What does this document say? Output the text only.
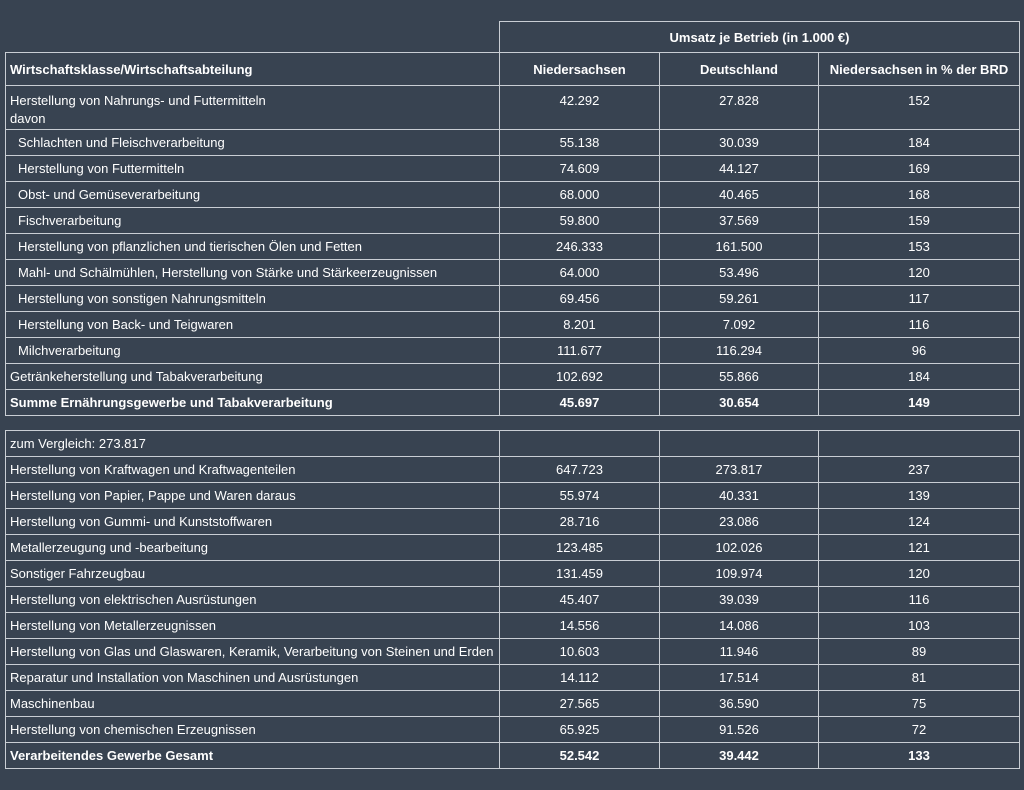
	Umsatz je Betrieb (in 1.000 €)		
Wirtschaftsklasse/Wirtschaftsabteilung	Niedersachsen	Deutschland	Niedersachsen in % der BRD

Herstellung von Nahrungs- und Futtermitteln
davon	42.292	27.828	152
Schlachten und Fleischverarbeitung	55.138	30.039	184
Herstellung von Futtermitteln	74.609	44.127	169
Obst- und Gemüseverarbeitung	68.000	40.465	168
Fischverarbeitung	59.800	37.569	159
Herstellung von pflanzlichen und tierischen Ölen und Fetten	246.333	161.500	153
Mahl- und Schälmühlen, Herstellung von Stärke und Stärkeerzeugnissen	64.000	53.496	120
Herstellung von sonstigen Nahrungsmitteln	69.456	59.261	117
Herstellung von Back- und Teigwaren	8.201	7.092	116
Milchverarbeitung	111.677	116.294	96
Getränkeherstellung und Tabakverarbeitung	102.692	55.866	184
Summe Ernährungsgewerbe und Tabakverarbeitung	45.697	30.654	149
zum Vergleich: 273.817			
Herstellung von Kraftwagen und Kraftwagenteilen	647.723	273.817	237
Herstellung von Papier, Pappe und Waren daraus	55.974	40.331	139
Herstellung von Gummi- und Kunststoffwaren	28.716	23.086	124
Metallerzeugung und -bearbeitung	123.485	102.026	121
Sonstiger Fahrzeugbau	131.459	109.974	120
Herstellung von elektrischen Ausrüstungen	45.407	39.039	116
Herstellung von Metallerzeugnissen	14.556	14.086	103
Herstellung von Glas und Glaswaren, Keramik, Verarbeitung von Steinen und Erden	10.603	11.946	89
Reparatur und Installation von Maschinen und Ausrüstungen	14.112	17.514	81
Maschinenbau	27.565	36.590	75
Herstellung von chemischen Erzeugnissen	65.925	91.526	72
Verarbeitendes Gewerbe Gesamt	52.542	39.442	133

^^^^

SHORT TASK: Your copy of the data should match it exactly, except that pictures are left out.

WORKED ANSWER:
What does this document say? Output the text only.
	Umsatz je Betrieb (in 1.000 €)		
Wirtschaftsklasse/Wirtschaftsabteilung	Niedersachsen	Deutschland	Niedersachsen in % der BRD

Herstellung von Nahrungs- und Futtermitteln
davon	42.292	27.828	152
Schlachten und Fleischverarbeitung	55.138	30.039	184
Herstellung von Futtermitteln	74.609	44.127	169
Obst- und Gemüseverarbeitung	68.000	40.465	168
Fischverarbeitung	59.800	37.569	159
Herstellung von pflanzlichen und tierischen Ölen und Fetten	246.333	161.500	153
Mahl- und Schälmühlen, Herstellung von Stärke und Stärkeerzeugnissen	64.000	53.496	120
Herstellung von sonstigen Nahrungsmitteln	69.456	59.261	117
Herstellung von Back- und Teigwaren	8.201	7.092	116
Milchverarbeitung	111.677	116.294	96
Getränkeherstellung und Tabakverarbeitung	102.692	55.866	184
Summe Ernährungsgewerbe und Tabakverarbeitung	45.697	30.654	149
zum Vergleich: 273.817			
Herstellung von Kraftwagen und Kraftwagenteilen	647.723	273.817	237
Herstellung von Papier, Pappe und Waren daraus	55.974	40.331	139
Herstellung von Gummi- und Kunststoffwaren	28.716	23.086	124
Metallerzeugung und -bearbeitung	123.485	102.026	121
Sonstiger Fahrzeugbau	131.459	109.974	120
Herstellung von elektrischen Ausrüstungen	45.407	39.039	116
Herstellung von Metallerzeugnissen	14.556	14.086	103
Herstellung von Glas und Glaswaren, Keramik, Verarbeitung von Steinen und Erden	10.603	11.946	89
Reparatur und Installation von Maschinen und Ausrüstungen	14.112	17.514	81
Maschinenbau	27.565	36.590	75
Herstellung von chemischen Erzeugnissen	65.925	91.526	72
Verarbeitendes Gewerbe Gesamt	52.542	39.442	133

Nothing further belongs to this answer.